----- Task inputs -----

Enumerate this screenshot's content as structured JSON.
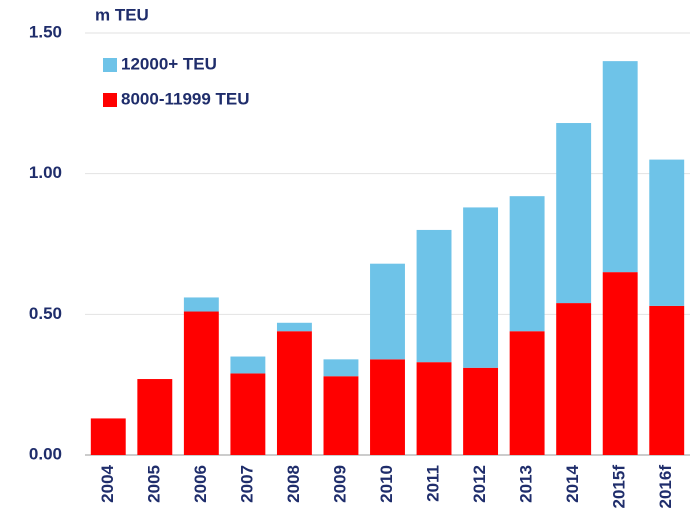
{
  "chart_data": {
    "type": "stacked_bar",
    "y_label": "m TEU",
    "categories": [
      "2004",
      "2005",
      "2006",
      "2007",
      "2008",
      "2009",
      "2010",
      "2011",
      "2012",
      "2013",
      "2014",
      "2015f",
      "2016f"
    ],
    "series": [
      {
        "name": "8000-11999 TEU",
        "color": "#ff0000",
        "values": [
          0.13,
          0.27,
          0.51,
          0.29,
          0.44,
          0.28,
          0.34,
          0.33,
          0.31,
          0.44,
          0.54,
          0.65,
          0.53
        ]
      },
      {
        "name": "12000+ TEU",
        "color": "#6ec3e8",
        "values": [
          0,
          0,
          0.05,
          0.06,
          0.03,
          0.06,
          0.34,
          0.47,
          0.57,
          0.48,
          0.64,
          0.75,
          0.52
        ]
      }
    ],
    "ylim": [
      0,
      1.5
    ],
    "yticks": [
      {
        "value": 0,
        "label": "0.00"
      },
      {
        "value": 0.5,
        "label": "0.50"
      },
      {
        "value": 1,
        "label": "1.00"
      },
      {
        "value": 1.5,
        "label": "1.50"
      }
    ],
    "grid": true,
    "legend": "top-left"
  }
}
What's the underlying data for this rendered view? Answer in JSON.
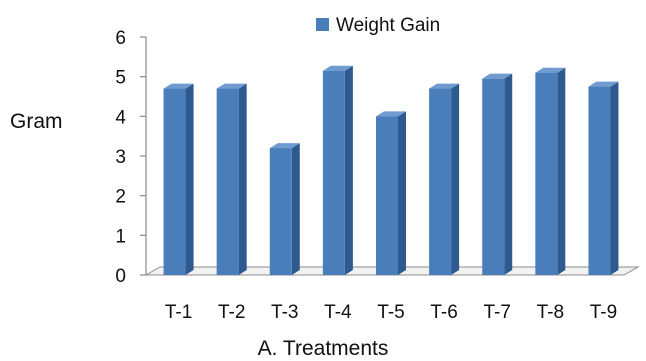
{
  "chart_data": {
    "type": "bar",
    "categories": [
      "T-1",
      "T-2",
      "T-3",
      "T-4",
      "T-5",
      "T-6",
      "T-7",
      "T-8",
      "T-9"
    ],
    "series": [
      {
        "name": "Weight Gain",
        "values": [
          4.7,
          4.7,
          3.2,
          5.15,
          4.0,
          4.7,
          4.95,
          5.1,
          4.75
        ]
      }
    ],
    "ylabel": "Gram",
    "xlabel": "A. Treatments",
    "ylim": [
      0,
      6
    ],
    "yticks": [
      "0",
      "1",
      "2",
      "3",
      "4",
      "5",
      "6"
    ],
    "grid": false,
    "legend_position": "top",
    "colors": {
      "bar_front": "#4a7ebb",
      "bar_side": "#2e5a8f",
      "bar_top": "#6f9bd0",
      "axis": "#8c8c8c",
      "floor": "#f2f2f2"
    }
  }
}
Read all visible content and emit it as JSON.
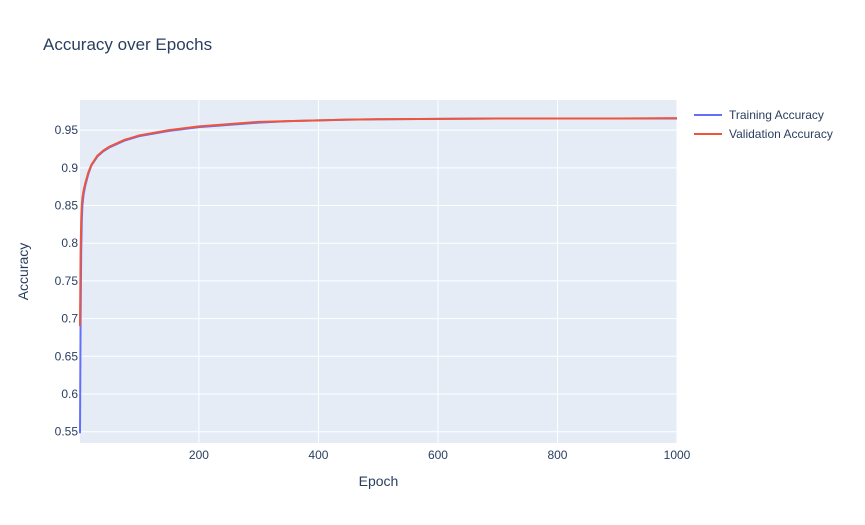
{
  "chart_data": {
    "type": "line",
    "title": "Accuracy over Epochs",
    "xlabel": "Epoch",
    "ylabel": "Accuracy",
    "xlim": [
      1,
      1000
    ],
    "ylim": [
      0.535,
      0.99
    ],
    "xticks": [
      200,
      400,
      600,
      800,
      1000
    ],
    "yticks": [
      0.55,
      0.6,
      0.65,
      0.7,
      0.75,
      0.8,
      0.85,
      0.9,
      0.95
    ],
    "ytick_labels": [
      "0.55",
      "0.6",
      "0.65",
      "0.7",
      "0.75",
      "0.8",
      "0.85",
      "0.9",
      "0.95"
    ],
    "grid": true,
    "legend_position": "right",
    "plot_bg": "#e5ecf6",
    "series": [
      {
        "name": "Training Accuracy",
        "color": "#636efa",
        "points": [
          [
            1,
            0.548
          ],
          [
            2,
            0.7
          ],
          [
            3,
            0.79
          ],
          [
            4,
            0.83
          ],
          [
            5,
            0.85
          ],
          [
            7,
            0.865
          ],
          [
            10,
            0.877
          ],
          [
            15,
            0.892
          ],
          [
            20,
            0.903
          ],
          [
            30,
            0.915
          ],
          [
            40,
            0.922
          ],
          [
            50,
            0.927
          ],
          [
            75,
            0.936
          ],
          [
            100,
            0.942
          ],
          [
            150,
            0.949
          ],
          [
            200,
            0.954
          ],
          [
            250,
            0.957
          ],
          [
            300,
            0.96
          ],
          [
            350,
            0.962
          ],
          [
            400,
            0.963
          ],
          [
            450,
            0.964
          ],
          [
            500,
            0.9645
          ],
          [
            600,
            0.965
          ],
          [
            700,
            0.9655
          ],
          [
            800,
            0.9655
          ],
          [
            900,
            0.9655
          ],
          [
            1000,
            0.9655
          ]
        ]
      },
      {
        "name": "Validation Accuracy",
        "color": "#ef553b",
        "points": [
          [
            1,
            0.69
          ],
          [
            2,
            0.79
          ],
          [
            3,
            0.83
          ],
          [
            4,
            0.85
          ],
          [
            5,
            0.86
          ],
          [
            7,
            0.87
          ],
          [
            10,
            0.88
          ],
          [
            15,
            0.894
          ],
          [
            20,
            0.904
          ],
          [
            30,
            0.916
          ],
          [
            40,
            0.923
          ],
          [
            50,
            0.928
          ],
          [
            75,
            0.937
          ],
          [
            100,
            0.943
          ],
          [
            150,
            0.95
          ],
          [
            200,
            0.955
          ],
          [
            250,
            0.958
          ],
          [
            300,
            0.961
          ],
          [
            350,
            0.962
          ],
          [
            400,
            0.963
          ],
          [
            450,
            0.964
          ],
          [
            500,
            0.9645
          ],
          [
            600,
            0.965
          ],
          [
            700,
            0.9655
          ],
          [
            800,
            0.9655
          ],
          [
            900,
            0.9655
          ],
          [
            1000,
            0.966
          ]
        ]
      }
    ]
  }
}
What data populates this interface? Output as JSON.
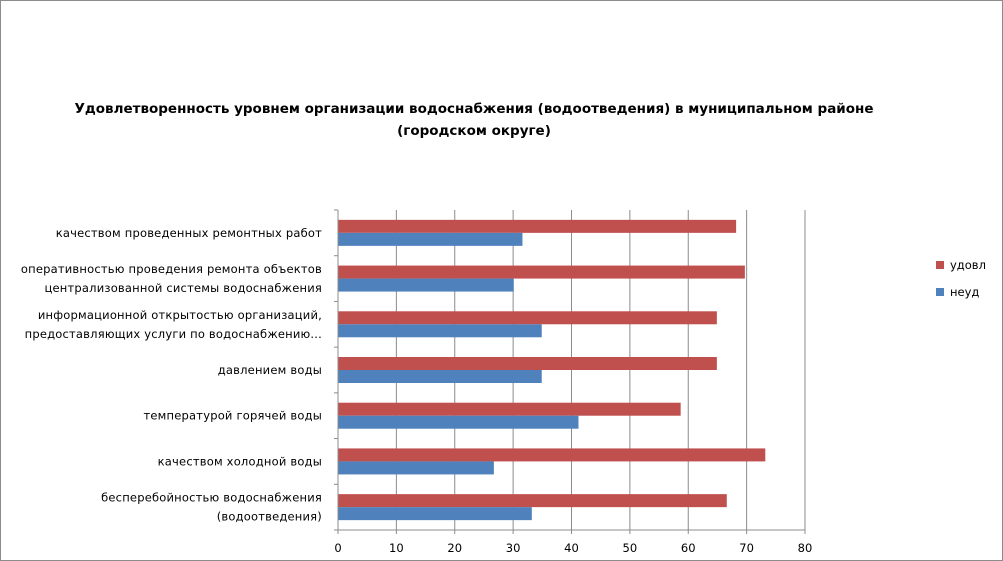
{
  "chart_data": {
    "type": "bar",
    "orientation": "horizontal",
    "title_lines": [
      "Удовлетворенность уровнем организации водоснабжения (водоотведения) в муниципальном районе",
      "(городском округе)"
    ],
    "categories": [
      [
        "качеством  проведенных  ремонтных работ"
      ],
      [
        "оперативностью  проведения  ремонта  объектов",
        "централизованной системы водоснабжения"
      ],
      [
        "информационной  открытостью  организаций,",
        "предоставляющих  услуги по водоснабжению..."
      ],
      [
        "давлением  воды"
      ],
      [
        "температурой  горячей  воды"
      ],
      [
        "качеством  холодной воды"
      ],
      [
        "бесперебойностью  водоснабжения",
        "(водоотведения)"
      ]
    ],
    "series": [
      {
        "name": "удовл",
        "color": "#c0504d",
        "values": [
          68.2,
          69.7,
          64.9,
          64.9,
          58.7,
          73.2,
          66.6
        ]
      },
      {
        "name": "неуд",
        "color": "#4f81bd",
        "values": [
          31.6,
          30.1,
          34.9,
          34.9,
          41.2,
          26.7,
          33.2
        ]
      }
    ],
    "xlim": [
      0,
      80
    ],
    "xticks": [
      "0",
      "10",
      "20",
      "30",
      "40",
      "50",
      "60",
      "70",
      "80"
    ],
    "grid": true,
    "legend": "right"
  }
}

-----

● Objective: Retype the whole listing, keeping every line identical and omitting all pictures.

● Output of the task:
Enumerate this screenshot's content as structured JSON.
{
  "chart_data": {
    "type": "stacked_bar",
    "y_label": "m TEU",
    "categories": [
      "2004",
      "2005",
      "2006",
      "2007",
      "2008",
      "2009",
      "2010",
      "2011",
      "2012",
      "2013",
      "2014",
      "2015f",
      "2016f"
    ],
    "series": [
      {
        "name": "8000-11999 TEU",
        "color": "#ff0000",
        "values": [
          0.13,
          0.27,
          0.51,
          0.29,
          0.44,
          0.28,
          0.34,
          0.33,
          0.31,
          0.44,
          0.54,
          0.65,
          0.53
        ]
      },
      {
        "name": "12000+ TEU",
        "color": "#6ec3e8",
        "values": [
          0,
          0,
          0.05,
          0.06,
          0.03,
          0.06,
          0.34,
          0.47,
          0.57,
          0.48,
          0.64,
          0.75,
          0.52
        ]
      }
    ],
    "ylim": [
      0,
      1.5
    ],
    "yticks": [
      {
        "value": 0,
        "label": "0.00"
      },
      {
        "value": 0.5,
        "label": "0.50"
      },
      {
        "value": 1,
        "label": "1.00"
      },
      {
        "value": 1.5,
        "label": "1.50"
      }
    ],
    "grid": true,
    "legend": "top-left"
  }
}
What's the underlying data for this rendered view? Answer in JSON.
{
  "chart_data": {
    "type": "bar",
    "categories": [
      "T-1",
      "T-2",
      "T-3",
      "T-4",
      "T-5",
      "T-6",
      "T-7",
      "T-8",
      "T-9"
    ],
    "series": [
      {
        "name": "Weight Gain",
        "values": [
          4.7,
          4.7,
          3.2,
          5.15,
          4.0,
          4.7,
          4.95,
          5.1,
          4.75
        ]
      }
    ],
    "ylabel": "Gram",
    "xlabel": "A. Treatments",
    "ylim": [
      0,
      6
    ],
    "yticks": [
      "0",
      "1",
      "2",
      "3",
      "4",
      "5",
      "6"
    ],
    "grid": false,
    "legend_position": "top",
    "colors": {
      "bar_front": "#4a7ebb",
      "bar_side": "#2e5a8f",
      "bar_top": "#6f9bd0",
      "axis": "#8c8c8c",
      "floor": "#f2f2f2"
    }
  }
}
Read all visible content and emit it as JSON.
{
  "chart_data": {
    "type": "line",
    "title": "Accuracy over Epochs",
    "xlabel": "Epoch",
    "ylabel": "Accuracy",
    "xlim": [
      1,
      1000
    ],
    "ylim": [
      0.535,
      0.99
    ],
    "xticks": [
      200,
      400,
      600,
      800,
      1000
    ],
    "yticks": [
      0.55,
      0.6,
      0.65,
      0.7,
      0.75,
      0.8,
      0.85,
      0.9,
      0.95
    ],
    "ytick_labels": [
      "0.55",
      "0.6",
      "0.65",
      "0.7",
      "0.75",
      "0.8",
      "0.85",
      "0.9",
      "0.95"
    ],
    "grid": true,
    "legend_position": "right",
    "plot_bg": "#e5ecf6",
    "series": [
      {
        "name": "Training Accuracy",
        "color": "#636efa",
        "points": [
          [
            1,
            0.548
          ],
          [
            2,
            0.7
          ],
          [
            3,
            0.79
          ],
          [
            4,
            0.83
          ],
          [
            5,
            0.85
          ],
          [
            7,
            0.865
          ],
          [
            10,
            0.877
          ],
          [
            15,
            0.892
          ],
          [
            20,
            0.903
          ],
          [
            30,
            0.915
          ],
          [
            40,
            0.922
          ],
          [
            50,
            0.927
          ],
          [
            75,
            0.936
          ],
          [
            100,
            0.942
          ],
          [
            150,
            0.949
          ],
          [
            200,
            0.954
          ],
          [
            250,
            0.957
          ],
          [
            300,
            0.96
          ],
          [
            350,
            0.962
          ],
          [
            400,
            0.963
          ],
          [
            450,
            0.964
          ],
          [
            500,
            0.9645
          ],
          [
            600,
            0.965
          ],
          [
            700,
            0.9655
          ],
          [
            800,
            0.9655
          ],
          [
            900,
            0.9655
          ],
          [
            1000,
            0.9655
          ]
        ]
      },
      {
        "name": "Validation Accuracy",
        "color": "#ef553b",
        "points": [
          [
            1,
            0.69
          ],
          [
            2,
            0.79
          ],
          [
            3,
            0.83
          ],
          [
            4,
            0.85
          ],
          [
            5,
            0.86
          ],
          [
            7,
            0.87
          ],
          [
            10,
            0.88
          ],
          [
            15,
            0.894
          ],
          [
            20,
            0.904
          ],
          [
            30,
            0.916
          ],
          [
            40,
            0.923
          ],
          [
            50,
            0.928
          ],
          [
            75,
            0.937
          ],
          [
            100,
            0.943
          ],
          [
            150,
            0.95
          ],
          [
            200,
            0.955
          ],
          [
            250,
            0.958
          ],
          [
            300,
            0.961
          ],
          [
            350,
            0.962
          ],
          [
            400,
            0.963
          ],
          [
            450,
            0.964
          ],
          [
            500,
            0.9645
          ],
          [
            600,
            0.965
          ],
          [
            700,
            0.9655
          ],
          [
            800,
            0.9655
          ],
          [
            900,
            0.9655
          ],
          [
            1000,
            0.966
          ]
        ]
      }
    ]
  }
}
What data populates this interface? Output as JSON.
{
  "chart_data": {
    "type": "bar",
    "orientation": "horizontal",
    "title_lines": [
      "Удовлетворенность уровнем организации водоснабжения (водоотведения) в муниципальном районе",
      "(городском округе)"
    ],
    "categories": [
      [
        "качеством  проведенных  ремонтных работ"
      ],
      [
        "оперативностью  проведения  ремонта  объектов",
        "централизованной системы водоснабжения"
      ],
      [
        "информационной  открытостью  организаций,",
        "предоставляющих  услуги по водоснабжению..."
      ],
      [
        "давлением  воды"
      ],
      [
        "температурой  горячей  воды"
      ],
      [
        "качеством  холодной воды"
      ],
      [
        "бесперебойностью  водоснабжения",
        "(водоотведения)"
      ]
    ],
    "series": [
      {
        "name": "удовл",
        "color": "#c0504d",
        "values": [
          68.2,
          69.7,
          64.9,
          64.9,
          58.7,
          73.2,
          66.6
        ]
      },
      {
        "name": "неуд",
        "color": "#4f81bd",
        "values": [
          31.6,
          30.1,
          34.9,
          34.9,
          41.2,
          26.7,
          33.2
        ]
      }
    ],
    "xlim": [
      0,
      80
    ],
    "xticks": [
      "0",
      "10",
      "20",
      "30",
      "40",
      "50",
      "60",
      "70",
      "80"
    ],
    "grid": true,
    "legend": "right"
  }
}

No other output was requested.